Collected data entries
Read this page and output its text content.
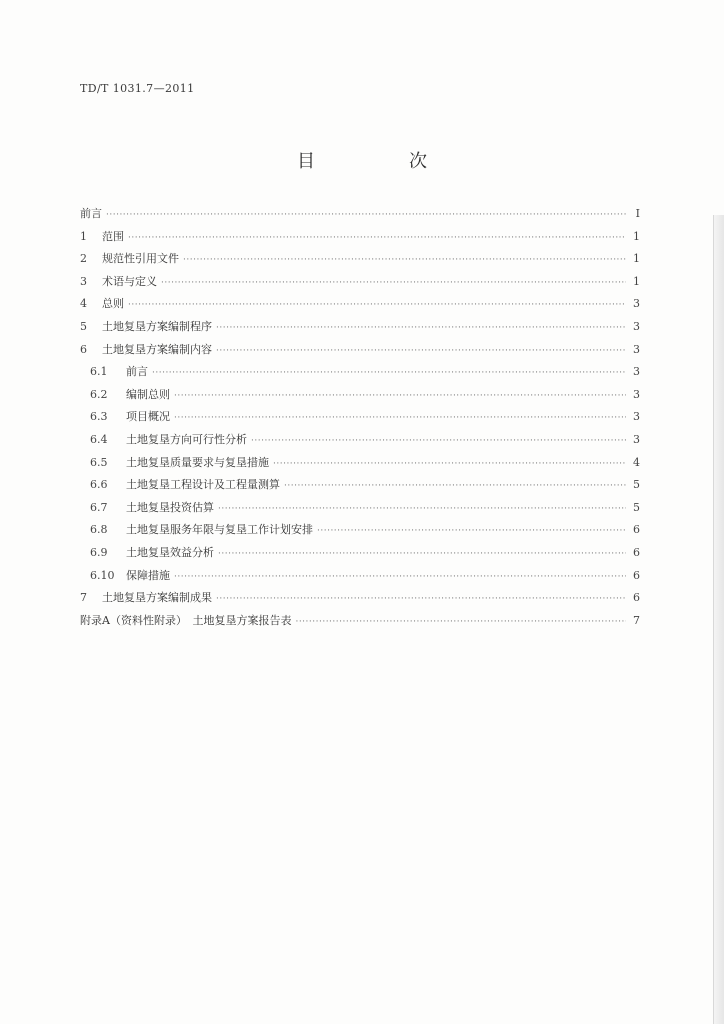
TD/T 1031.7—2011
目　次
前言 ·····	Ⅰ
1	范围 ·····	1
2	规范性引用文件 ·····	1
3	术语与定义 ·····	1
4	总则 ·····	3
5	土地复垦方案编制程序 ·····	3
6	土地复垦方案编制内容 ·····	3
6.1	前言 ·····	3
6.2	编制总则 ·····	3
6.3	项目概况 ·····	3
6.4	土地复垦方向可行性分析 ·····	3
6.5	土地复垦质量要求与复垦措施 ·····	4
6.6	土地复垦工程设计及工程量测算 ·····	5
6.7	土地复垦投资估算 ·····	5
6.8	土地复垦服务年限与复垦工作计划安排 ·····	6
6.9	土地复垦效益分析 ·····	6
6.10	保障措施 ·····	6
7	土地复垦方案编制成果 ·····	6
附录A（资料性附录）　土地复垦方案报告表 ·····	7
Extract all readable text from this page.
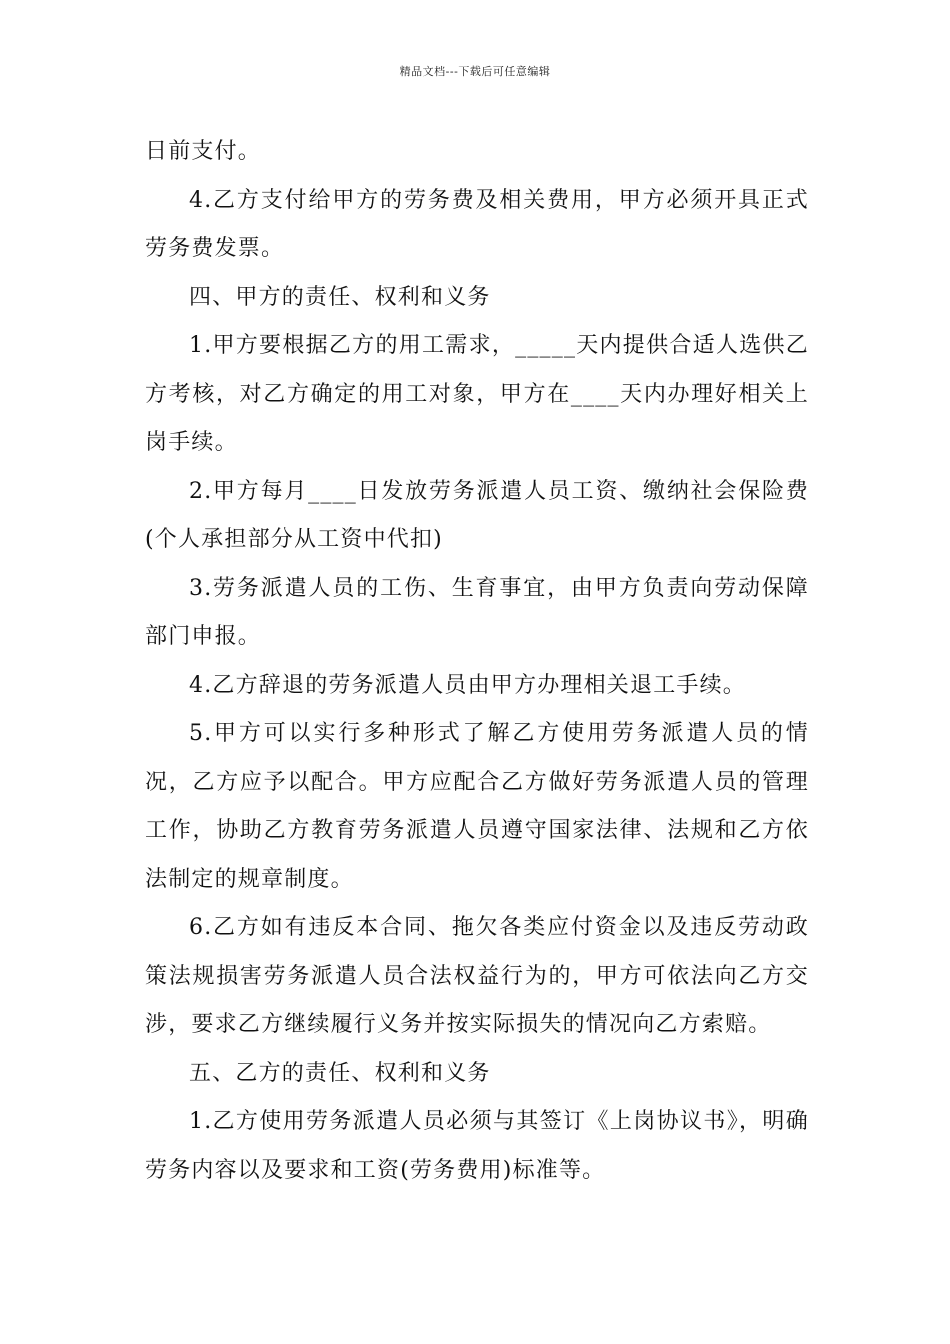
精品文档---下载后可任意编辑

日前支付。

4.乙方支付给甲方的劳务费及相关费用，甲方必须开具正式劳务费发票。

四、甲方的责任、权利和义务

1.甲方要根据乙方的用工需求，_____天内提供合适人选供乙方考核，对乙方确定的用工对象，甲方在____天内办理好相关上岗手续。

2.甲方每月____日发放劳务派遣人员工资、缴纳社会保险费(个人承担部分从工资中代扣)

3.劳务派遣人员的工伤、生育事宜，由甲方负责向劳动保障部门申报。

4.乙方辞退的劳务派遣人员由甲方办理相关退工手续。

5.甲方可以实行多种形式了解乙方使用劳务派遣人员的情况，乙方应予以配合。甲方应配合乙方做好劳务派遣人员的管理工作，协助乙方教育劳务派遣人员遵守国家法律、法规和乙方依法制定的规章制度。

6.乙方如有违反本合同、拖欠各类应付资金以及违反劳动政策法规损害劳务派遣人员合法权益行为的，甲方可依法向乙方交涉，要求乙方继续履行义务并按实际损失的情况向乙方索赔。

五、乙方的责任、权利和义务

1.乙方使用劳务派遣人员必须与其签订《上岗协议书》，明确劳务内容以及要求和工资(劳务费用)标准等。
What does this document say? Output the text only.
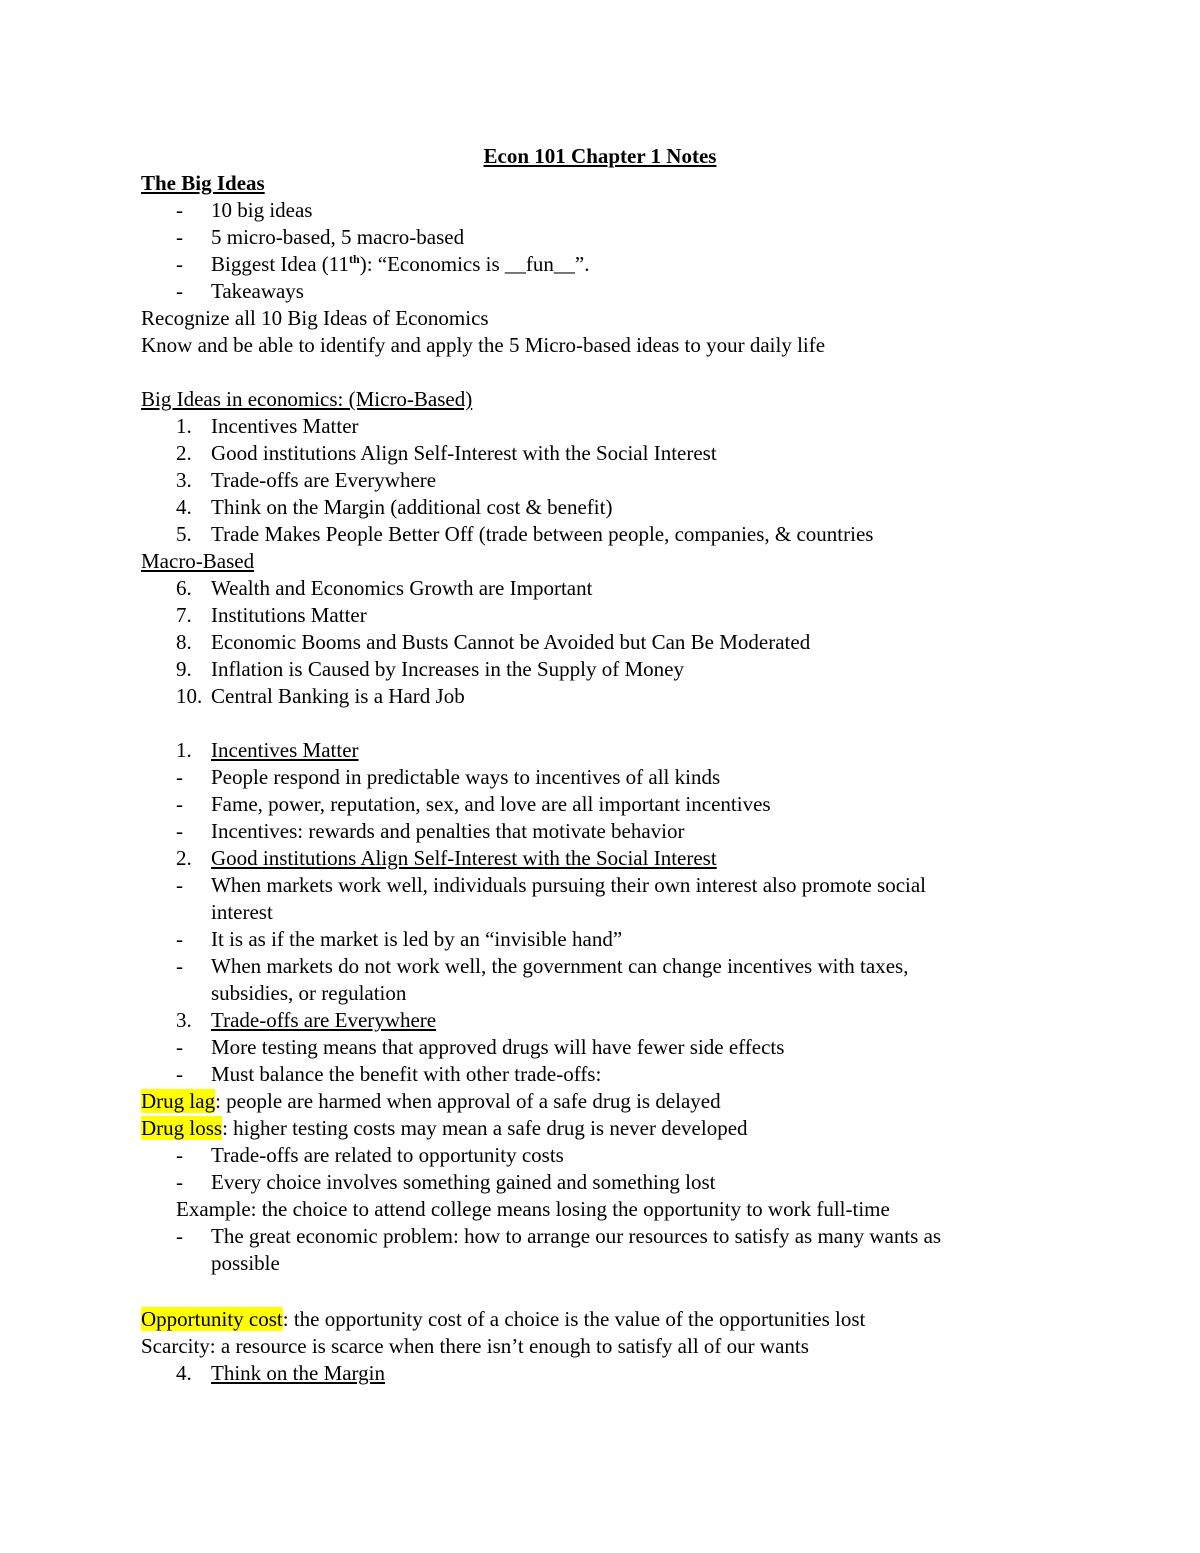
Econ 101 Chapter 1 Notes
The Big Ideas
- 10 big ideas
- 5 micro-based, 5 macro-based
- Biggest Idea (11th): “Economics is __fun__”.
- Takeaways
Recognize all 10 Big Ideas of Economics
Know and be able to identify and apply the 5 Micro-based ideas to your daily life
Big Ideas in economics: (Micro-Based)
1. Incentives Matter
2. Good institutions Align Self-Interest with the Social Interest
3. Trade-offs are Everywhere
4. Think on the Margin (additional cost & benefit)
5. Trade Makes People Better Off (trade between people, companies, & countries
Macro-Based
6. Wealth and Economics Growth are Important
7. Institutions Matter
8. Economic Booms and Busts Cannot be Avoided but Can Be Moderated
9. Inflation is Caused by Increases in the Supply of Money
10. Central Banking is a Hard Job
1. Incentives Matter
- People respond in predictable ways to incentives of all kinds
- Fame, power, reputation, sex, and love are all important incentives
- Incentives: rewards and penalties that motivate behavior
2. Good institutions Align Self-Interest with the Social Interest
- When markets work well, individuals pursuing their own interest also promote social
interest
- It is as if the market is led by an “invisible hand”
- When markets do not work well, the government can change incentives with taxes,
subsidies, or regulation
3. Trade-offs are Everywhere
- More testing means that approved drugs will have fewer side effects
- Must balance the benefit with other trade-offs:
Drug lag: people are harmed when approval of a safe drug is delayed
Drug loss: higher testing costs may mean a safe drug is never developed
- Trade-offs are related to opportunity costs
- Every choice involves something gained and something lost
Example: the choice to attend college means losing the opportunity to work full-time
- The great economic problem: how to arrange our resources to satisfy as many wants as
possible
Opportunity cost: the opportunity cost of a choice is the value of the opportunities lost
Scarcity: a resource is scarce when there isn’t enough to satisfy all of our wants
4. Think on the Margin
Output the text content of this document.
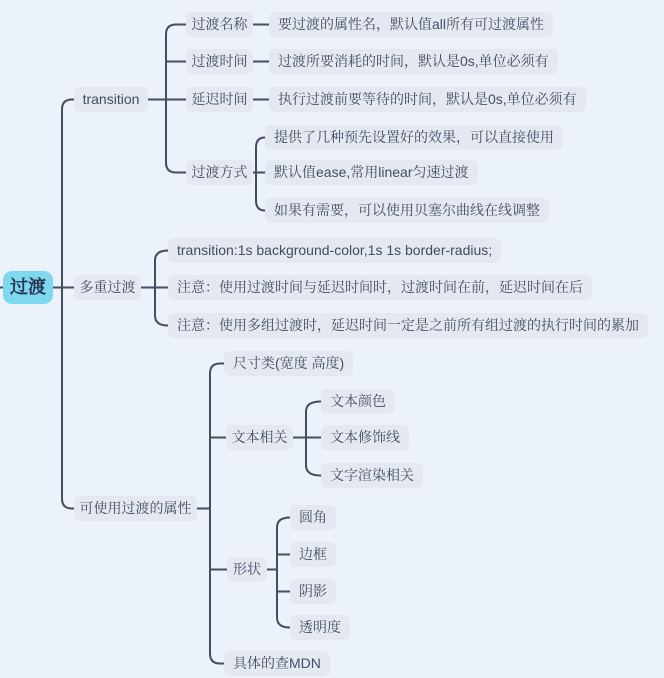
过渡
transition
过渡名称
过渡时间
延迟时间
过渡方式
要过渡的属性名，默认值all所有可过渡属性
过渡所要消耗的时间，默认是0s,单位必须有
执行过渡前要等待的时间，默认是0s,单位必须有
提供了几种预先设置好的效果，可以直接使用
默认值ease,常用linear匀速过渡
如果有需要，可以使用贝塞尔曲线在线调整
多重过渡
transition:1s background-color,1s 1s border-radius;
注意：使用过渡时间与延迟时间时，过渡时间在前，延迟时间在后
注意：使用多组过渡时，延迟时间一定是之前所有组过渡的执行时间的累加
可使用过渡的属性
尺寸类(宽度 高度)
文本相关
文本颜色
文本修饰线
文字渲染相关
形状
圆角
边框
阴影
透明度
具体的查MDN
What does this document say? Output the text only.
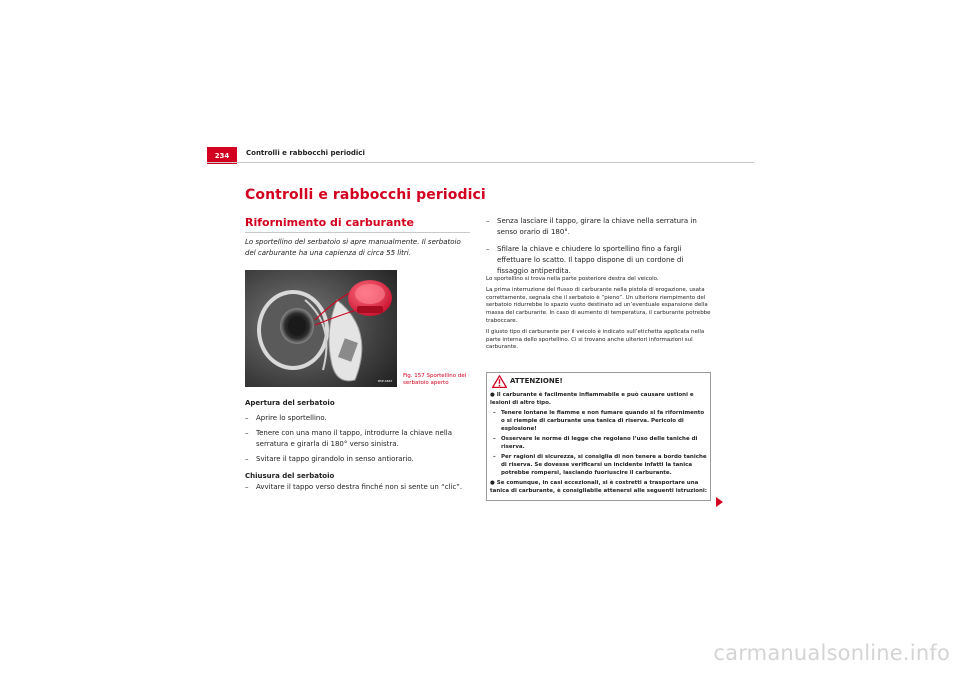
234	Controlli e rabbocchi periodici
Controlli e rabbocchi periodici
Rifornimento di carburante
Lo sportellino del serbatoio si apre manualmente. Il serbatoio del carburante ha una capienza di circa 55 litri.
B5P-0667
Fig. 157 Sportellino del serbatoio aperto
Apertura del serbatoio
– Aprire lo sportellino.
– Tenere con una mano il tappo, introdurre la chiave nella serratura e girarla di 180° verso sinistra.
– Svitare il tappo girandolo in senso antiorario.
Chiusura del serbatoio
– Avvitare il tappo verso destra finché non si sente un “clic”.
– Senza lasciare il tappo, girare la chiave nella serratura in senso orario di 180°.
– Sfilare la chiave e chiudere lo sportellino fino a fargli effettuare lo scatto. Il tappo dispone di un cordone di fissaggio antiperdita.

Lo sportellino si trova nella parte posteriore destra del veicolo.

La prima interruzione del flusso di carburante nella pistola di erogazione, usata correttamente, segnala che il serbatoio è “pieno”. Un ulteriore riempimento del serbatoio ridurrebbe lo spazio vuoto destinato ad un’eventuale espansione della massa del carburante. In caso di aumento di temperatura, il carburante potrebbe traboccare.

Il giusto tipo di carburante per il veicolo è indicato sull’etichetta applicata nella parte interna dello sportellino. Ci si trovano anche ulteriori informazioni sul carburante.

ATTENZIONE!

● Il carburante è facilmente infiammabile e può causare ustioni e lesioni di altro tipo.

– Tenere lontane le fiamme e non fumare quando si fa rifornimento o si riempie di carburante una tanica di riserva. Pericolo di esplosione!

– Osservare le norme di legge che regolano l’uso delle taniche di riserva.

– Per ragioni di sicurezza, si consiglia di non tenere a bordo taniche di riserva. Se dovesse verificarsi un incidente infatti la tanica potrebbe rompersi, lasciando fuoriuscire il carburante.

● Se comunque, in casi eccezionali, si è costretti a trasportare una tanica di carburante, è consigliabile attenersi alle seguenti istruzioni:

carmanualsonline.info
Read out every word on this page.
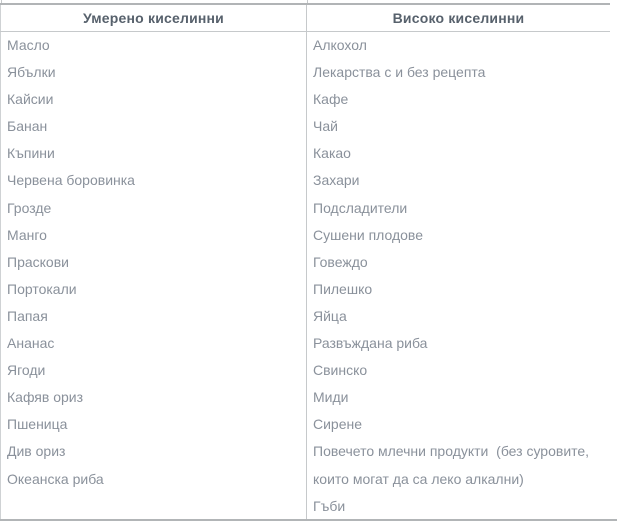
Умерено киселинни	Високо киселинни

Масло

Ябълки

Кайсии

Банан

Къпини

Червена боровинка

Грозде

Манго

Праскови

Портокали

Папая

Ананас

Ягоди

Кафяв ориз

Пшеница

Див ориз

Океанска риба

Алкохол

Лекарства с и без рецепта

Кафе

Чай

Какао

Захари

Подсладители

Сушени плодове

Говеждо

Пилешко

Яйца

Развъждана риба

Свинско

Миди

Сирене

Повечето млечни продукти  (без суровите, които могат да са леко алкални)

Гъби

Your goal: Copy exactly the lines from the line containing "Read out every word on this page." through the last line of the records, both included, and omit every picture.

Response:
Read out every word on this page.
Умерено киселинни	Високо киселинни

Масло

Ябълки

Кайсии

Банан

Къпини

Червена боровинка

Грозде

Манго

Праскови

Портокали

Папая

Ананас

Ягоди

Кафяв ориз

Пшеница

Див ориз

Океанска риба

Алкохол

Лекарства с и без рецепта

Кафе

Чай

Какао

Захари

Подсладители

Сушени плодове

Говеждо

Пилешко

Яйца

Развъждана риба

Свинско

Миди

Сирене

Повечето млечни продукти  (без суровите, които могат да са леко алкални)

Гъби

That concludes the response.